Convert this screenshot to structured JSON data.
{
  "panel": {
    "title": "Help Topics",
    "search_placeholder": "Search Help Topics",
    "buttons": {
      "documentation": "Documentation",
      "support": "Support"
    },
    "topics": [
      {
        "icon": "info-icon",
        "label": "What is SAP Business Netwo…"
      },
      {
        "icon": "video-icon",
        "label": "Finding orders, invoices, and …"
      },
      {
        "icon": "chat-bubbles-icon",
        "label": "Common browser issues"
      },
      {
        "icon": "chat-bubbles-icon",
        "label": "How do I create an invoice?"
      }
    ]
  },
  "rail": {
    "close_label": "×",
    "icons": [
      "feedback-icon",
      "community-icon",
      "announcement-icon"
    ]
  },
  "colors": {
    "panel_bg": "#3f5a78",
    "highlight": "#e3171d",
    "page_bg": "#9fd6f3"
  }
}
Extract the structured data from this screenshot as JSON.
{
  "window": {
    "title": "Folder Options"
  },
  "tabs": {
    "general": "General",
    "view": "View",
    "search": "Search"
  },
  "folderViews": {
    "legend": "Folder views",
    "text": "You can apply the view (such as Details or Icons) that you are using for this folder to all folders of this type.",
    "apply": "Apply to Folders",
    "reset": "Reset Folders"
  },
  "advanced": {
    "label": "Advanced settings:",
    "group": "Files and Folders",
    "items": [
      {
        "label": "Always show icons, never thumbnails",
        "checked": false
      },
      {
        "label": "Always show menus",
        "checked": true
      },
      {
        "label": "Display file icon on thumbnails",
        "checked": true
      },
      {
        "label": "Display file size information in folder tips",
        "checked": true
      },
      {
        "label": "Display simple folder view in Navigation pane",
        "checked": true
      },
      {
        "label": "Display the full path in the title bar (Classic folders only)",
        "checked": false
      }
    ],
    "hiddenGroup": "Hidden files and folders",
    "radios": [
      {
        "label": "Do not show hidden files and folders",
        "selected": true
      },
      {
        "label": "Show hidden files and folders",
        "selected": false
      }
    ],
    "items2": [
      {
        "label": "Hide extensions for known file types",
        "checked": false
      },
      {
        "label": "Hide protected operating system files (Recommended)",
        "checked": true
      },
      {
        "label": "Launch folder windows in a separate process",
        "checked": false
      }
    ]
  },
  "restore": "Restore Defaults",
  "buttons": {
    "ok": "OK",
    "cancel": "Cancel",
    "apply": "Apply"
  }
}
=====
From the listing above, extract all records word for word.

ANSWER FOR THE TASK ->
Convert this screenshot to structured JSON data.
{
  "panel": {
    "title": "Help Topics",
    "search_placeholder": "Search Help Topics",
    "buttons": {
      "documentation": "Documentation",
      "support": "Support"
    },
    "topics": [
      {
        "icon": "info-icon",
        "label": "What is SAP Business Netwo…"
      },
      {
        "icon": "video-icon",
        "label": "Finding orders, invoices, and …"
      },
      {
        "icon": "chat-bubbles-icon",
        "label": "Common browser issues"
      },
      {
        "icon": "chat-bubbles-icon",
        "label": "How do I create an invoice?"
      }
    ]
  },
  "rail": {
    "close_label": "×",
    "icons": [
      "feedback-icon",
      "community-icon",
      "announcement-icon"
    ]
  },
  "colors": {
    "panel_bg": "#3f5a78",
    "highlight": "#e3171d",
    "page_bg": "#9fd6f3"
  }
}
Extract the structured data from this screenshot as JSON.
{
  "window": {
    "title": "Folder Options"
  },
  "tabs": {
    "general": "General",
    "view": "View",
    "search": "Search"
  },
  "folderViews": {
    "legend": "Folder views",
    "text": "You can apply the view (such as Details or Icons) that you are using for this folder to all folders of this type.",
    "apply": "Apply to Folders",
    "reset": "Reset Folders"
  },
  "advanced": {
    "label": "Advanced settings:",
    "group": "Files and Folders",
    "items": [
      {
        "label": "Always show icons, never thumbnails",
        "checked": false
      },
      {
        "label": "Always show menus",
        "checked": true
      },
      {
        "label": "Display file icon on thumbnails",
        "checked": true
      },
      {
        "label": "Display file size information in folder tips",
        "checked": true
      },
      {
        "label": "Display simple folder view in Navigation pane",
        "checked": true
      },
      {
        "label": "Display the full path in the title bar (Classic folders only)",
        "checked": false
      }
    ],
    "hiddenGroup": "Hidden files and folders",
    "radios": [
      {
        "label": "Do not show hidden files and folders",
        "selected": true
      },
      {
        "label": "Show hidden files and folders",
        "selected": false
      }
    ],
    "items2": [
      {
        "label": "Hide extensions for known file types",
        "checked": false
      },
      {
        "label": "Hide protected operating system files (Recommended)",
        "checked": true
      },
      {
        "label": "Launch folder windows in a separate process",
        "checked": false
      }
    ]
  },
  "restore": "Restore Defaults",
  "buttons": {
    "ok": "OK",
    "cancel": "Cancel",
    "apply": "Apply"
  }
}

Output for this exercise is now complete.